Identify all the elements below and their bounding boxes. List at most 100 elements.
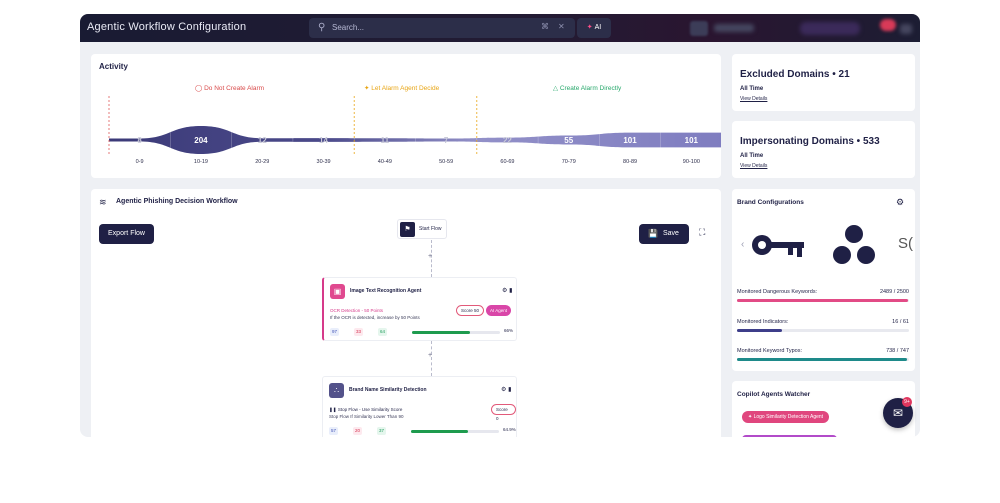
brand-metric-fill [737,299,909,302]
trash-icon[interactable]: ▮ [509,288,512,294]
brand-metric-fill [737,329,783,332]
save-label: Save [663,230,679,237]
node-rule-description: If the OCR is detected, increase by 50 P… [330,315,420,320]
excluded-domains-card: Excluded Domains • 21 All Time View Deta… [732,54,915,111]
export-flow-button[interactable]: Export Flow [99,224,154,244]
notification-icon[interactable] [880,19,896,31]
activity-bin-label: 70-79 [561,159,576,165]
impersonating-domains-card: Impersonating Domains • 533 All Time Vie… [732,121,915,178]
activity-bin-label: 80-89 [623,159,638,165]
excluded-domains-view-details[interactable]: View Details [740,96,767,102]
score-badge: Score 50 [456,305,485,316]
workflow-node-ocr[interactable]: ▣ Image Text Recognition Agent ⚙ ▮ OCR D… [322,277,517,341]
node-rule-label: Stop Flow - Use Similarity Score [337,407,403,412]
brand-metric-bar [737,329,909,332]
activity-value-label: 14 [319,136,328,145]
gear-icon[interactable]: ⚙ [501,387,506,393]
partial-logo[interactable]: S( [898,235,913,252]
add-step-button[interactable]: + [428,253,432,260]
node-title: Brand Name Similarity Detection [349,387,427,393]
flag-icon: ⚑ [400,222,415,237]
brand-metric-label: Monitored Keyword Typos: [737,348,803,354]
similarity-icon: ∴ [329,383,344,398]
ai-button[interactable]: ✦ AI [577,18,611,38]
gear-icon[interactable]: ⚙ [896,197,904,208]
stat-red: 20 [353,427,363,435]
trash-icon[interactable]: ▮ [508,387,511,393]
save-button[interactable]: 💾 Save [639,224,689,244]
avatar[interactable] [690,21,708,36]
search-input[interactable]: ⚲ Search... ⌘ ✕ [309,18,575,38]
score-badge: Score 0 [491,404,516,421]
activity-value-label: 11 [381,136,390,145]
stat-blue: 97 [330,328,340,336]
shortcut-icon: ⌘ [541,22,549,31]
node-rule: ❚❚ Stop Flow - Use Similarity Score [329,407,402,413]
zone-green-label: Create Alarm Directly [559,85,622,92]
activity-bin-label: 0-9 [135,159,144,165]
activity-value-label: 22 [503,136,512,145]
activity-bin-label: 30-39 [316,159,331,165]
gear-icon[interactable]: ⚙ [502,288,507,294]
ai-agent-badge: AI Agent [486,305,512,316]
stat-green: 37 [377,427,387,435]
search-placeholder: Search... [332,23,365,32]
node-rule: OCR Detection - 50 Points [330,308,384,313]
ai-button-label: AI [594,24,602,31]
brand-metric-label: Monitored Indicators: [737,319,789,325]
brand-metric-label: Monitored Dangerous Keywords: [737,289,818,295]
clear-icon[interactable]: ✕ [558,22,565,31]
shield-icon: ◯ [195,85,203,92]
activity-card: Activity ◯ Do Not Create Alarm ✦ Let Ala… [91,54,721,178]
activity-value-label: 204 [194,136,208,145]
key-logo[interactable] [750,231,808,259]
warning-icon: △ [553,85,558,92]
activity-bin-label: 40-49 [377,159,392,165]
brand-configurations-title: Brand Configurations [737,199,804,206]
activity-value-label: 101 [623,136,637,145]
activity-title: Activity [99,62,128,71]
excluded-domains-period: All Time [740,86,764,92]
image-icon: ▣ [330,284,345,299]
brand-metric-fill [737,358,907,361]
menu-icon[interactable] [900,24,912,34]
sparkle-icon: ✦ [586,24,593,31]
org-selector-blurred[interactable] [800,22,860,35]
node-progress-bar [411,430,499,433]
agent-pill[interactable] [742,435,837,437]
node-tools: ⚙ ▮ [502,287,512,294]
chat-icon: ✉ [892,406,904,420]
node-progress-fill [412,331,471,334]
dots-logo[interactable] [832,224,876,266]
start-flow-node[interactable]: ⚑ Start Flow [397,219,447,239]
activity-bin-label: 20-29 [255,159,270,165]
impersonating-domains-period: All Time [740,153,764,159]
start-flow-label: Start Flow [419,226,442,232]
stat-red: 33 [354,328,364,336]
user-name-blurred [714,24,754,32]
top-bar: Agentic Workflow Configuration ⚲ Search.… [80,14,920,42]
save-icon: 💾 [648,229,658,238]
excluded-domains-title: Excluded Domains • 21 [740,69,850,80]
zone-orange-label: Let Alarm Agent Decide [371,85,440,92]
impersonating-domains-view-details[interactable]: View Details [740,163,767,169]
agent-pill[interactable]: ✦ Logo Similarity Detection Agent [742,411,830,423]
activity-chart: 8 204 12 14 11 7 22 55 101 101 [108,96,721,156]
chat-badge: 9+ [902,397,912,407]
node-progress-bar [412,331,500,334]
add-step-button[interactable]: + [428,352,432,359]
activity-value-label: 55 [564,136,573,145]
workflow-title: Agentic Phishing Decision Workflow [116,198,238,205]
workflow-icon: ≋ [99,197,107,207]
copilot-title: Copilot Agents Watcher [737,391,811,398]
activity-value-label: 8 [137,136,142,145]
node-progress-label: 66% [504,328,514,333]
chevron-left-icon[interactable]: ‹ [741,239,744,250]
node-progress-fill [411,430,469,433]
workflow-node-brand-similarity[interactable]: ∴ Brand Name Similarity Detection ⚙ ▮ ❚❚… [322,376,517,437]
pause-icon: ❚❚ [329,407,337,412]
expand-icon[interactable]: ⛶ [699,227,705,238]
node-title: Image Text Recognition Agent [350,288,422,294]
node-rule-description: Stop Flow If Similarity Lower Than 90 [329,414,404,419]
activity-value-label: 7 [444,136,449,145]
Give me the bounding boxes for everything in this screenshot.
===
### WHAT THE TASK REQUIRES
Format every line above as a JSON list of strings, one string per line, leaving out blank lines and the picture.

### RESPONSE
[
  "Identify all the elements below and their bounding boxes. List at most 100 elements.",
  "brand-metric-fill [737,299,909,302]",
  "trash-icon[interactable]: ▮ [509,288,512,294]",
  "brand-metric-fill [737,329,783,332]",
  "save-label: Save [663,230,679,237]",
  "node-rule-description: If the OCR is detected, increase by 50 P… [330,315,420,320]",
  "excluded-domains-card: Excluded Domains • 21 All Time View Deta… [732,54,915,111]",
  "export-flow-button[interactable]: Export Flow [99,224,154,244]",
  "notification-icon[interactable] [880,19,896,31]",
  "activity-bin-label: 70-79 [561,159,576,165]",
  "impersonating-domains-card: Impersonating Domains • 533 All Time Vie… [732,121,915,178]",
  "activity-bin-label: 80-89 [623,159,638,165]",
  "excluded-domains-view-details[interactable]: View Details [740,96,767,102]",
  "score-badge: Score 50 [456,305,485,316]",
  "workflow-node-ocr[interactable]: ▣ Image Text Recognition Agent ⚙ ▮ OCR D… [322,277,517,341]",
  "node-rule-label: Stop Flow - Use Similarity Score [337,407,403,412]",
  "brand-metric-bar [737,329,909,332]",
  "activity-value-label: 14 [319,136,328,145]",
  "gear-icon[interactable]: ⚙ [501,387,506,393]",
  "partial-logo[interactable]: S( [898,235,913,252]",
  "add-step-button[interactable]: + [428,253,432,260]",
  "node-title: Brand Name Similarity Detection [349,387,427,393]",
  "flag-icon: ⚑ [400,222,415,237]",
  "brand-metric-label: Monitored Keyword Typos: [737,348,803,354]",
  "similarity-icon: ∴ [329,383,344,398]",
  "ai-button[interactable]: ✦ AI [577,18,611,38]",
  "gear-icon[interactable]: ⚙ [896,197,904,208]",
  "stat-red: 20 [353,427,363,435]",
  "trash-icon[interactable]: ▮ [508,387,511,393]",
  "save-button[interactable]: 💾 Save [639,224,689,244]",
  "avatar[interactable] [690,21,708,36]",
  "search-input[interactable]: ⚲ Search... ⌘ ✕ [309,18,575,38]",
  "score-badge: Score 0 [491,404,516,421]",
  "activity-value-label: 11 [381,136,390,145]",
  "stat-blue: 97 [330,328,340,336]",
  "shortcut-icon: ⌘ [541,22,549,31]",
  "node-rule: ❚❚ Stop Flow - Use Similarity Score [329,407,402,413]",
  "zone-green-label: Create Alarm Directly [559,85,622,92]",
  "activity-bin-label: 0-9 [135,159,144,165]",
  "activity-value-label: 22 [503,136,512,145]",
  "activity-bin-label: 30-39 [316,159,331,165]",
  "gear-icon[interactable]: ⚙ [502,288,507,294]",
  "ai-agent-badge: AI Agent [486,305,512,316]",
  "stat-green: 37 [377,427,387,435]",
  "search-placeholder: Search... [332,23,365,32]",
  "node-rule: OCR Detection - 50 Points [330,308,384,313]",
  "ai-button-label: AI [594,24,602,31]",
  "brand-metric-label: Monitored Indicators: [737,319,789,325]",
  "brand-metric-label: Monitored Dangerous Keywords: [737,289,818,295]",
  "clear-icon[interactable]: ✕ [558,22,565,31]",
  "shield-icon: ◯ [195,85,203,92]",
  "activity-card: Activity ◯ Do Not Create Alarm ✦ Let Ala… [91,54,721,178]",
  "activity-value-label: 204 [194,136,208,145]",
  "key-logo[interactable] [750,231,808,259]",
  "warning-icon: △ [553,85,558,92]",
  "activity-bin-label: 40-49 [377,159,392,165]",
  "brand-configurations-title: Brand Configurations [737,199,804,206]",
  "activity-value-label: 101 [623,136,637,145]",
  "activity-title: Activity [99,62,128,71]",
  "excluded-domains-period: All Time [740,86,764,92]",
  "image-icon: ▣ [330,284,345,299]",
  "brand-metric-fill [737,358,907,361]",
  "menu-icon[interactable] [900,24,912,34]",
  "sparkle-icon: ✦ [586,24,593,31]",
  "org-selector-blurred[interactable] [800,22,860,35]",
  "node-progress-bar [411,430,499,433]",
  "agent-pill[interactable] [742,435,837,437]",
  "node-tools: ⚙ ▮ [502,287,512,294]",
  "chat-icon: ✉ [892,406,904,420]",
  "node-progress-fill [412,331,471,334]",
  "dots-logo[interactable] [832,224,876,266]",
  "start-flow-node[interactable]: ⚑ Start Flow [397,219,447,239]",
  "activity-bin-label: 20-29 [255,159,270,165]",
  "impersonating-domains-period: All Time [740,153,764,159]",
  "start-flow-label: Start Flow [419,226,442,232]",
  "stat-red: 33 [354,328,364,336]",
  "user-name-blurred [714,24,754,32]",
  "top-bar: Agentic Workflow Configuration ⚲ Search.… [80,14,920,42]",
  "save-icon: 💾 [648,229,658,238]",
  "excluded-domains-title: Excluded Domains • 21 [740,69,850,80]",
  "zone-orange-label: Let Alarm Agent Decide [371,85,440,92]",
  "impersonating-domains-view-details[interactable]: View Details [740,163,767,169]",
  "agent-pill[interactable]: ✦ Logo Similarity Detection Agent [742,411,830,423]",
  "activity-chart: 8 204 12 14 11 7 22 55 101 101 [108,96,721,156]",
  "chat-badge: 9+ [902,397,912,407]",
  "node-progress-bar [412,331,500,334]",
  "add-step-button[interactable]: + [428,352,432,359]",
  "activity-value-label: 55 [564,136,573,145]",
  "workflow-title: Agentic Phishing Decision Workflow [116,198,238,205]",
  "workflow-icon: ≋ [99,197,107,207]",
  "copilot-title: Copilot Agents Watcher [737,391,811,398]",
  "activity-value-label: 8 [137,136,142,145]",
  "node-progress-label: 66% [504,328,514,333]",
  "chevron-left-icon[interactable]: ‹ [741,239,744,250]",
  "node-progress-fill [411,430,469,433]",
  "workflow-node-brand-similarity[interactable]: ∴ Brand Name Similarity Detection ⚙ ▮ ❚❚… [322,376,517,437]",
  "pause-icon: ❚❚ [329,407,337,412]",
  "expand-icon[interactable]: ⛶ [699,227,705,238]",
  "node-title: Image Text Recognition Agent [350,288,422,294]",
  "node-rule-description: Stop Flow If Similarity Lower Than 90 [329,414,404,419]",
  "activity-value-label: 7 [444,136,449,145]",
  "Give me the bounding boxes for everything in this screenshot."
]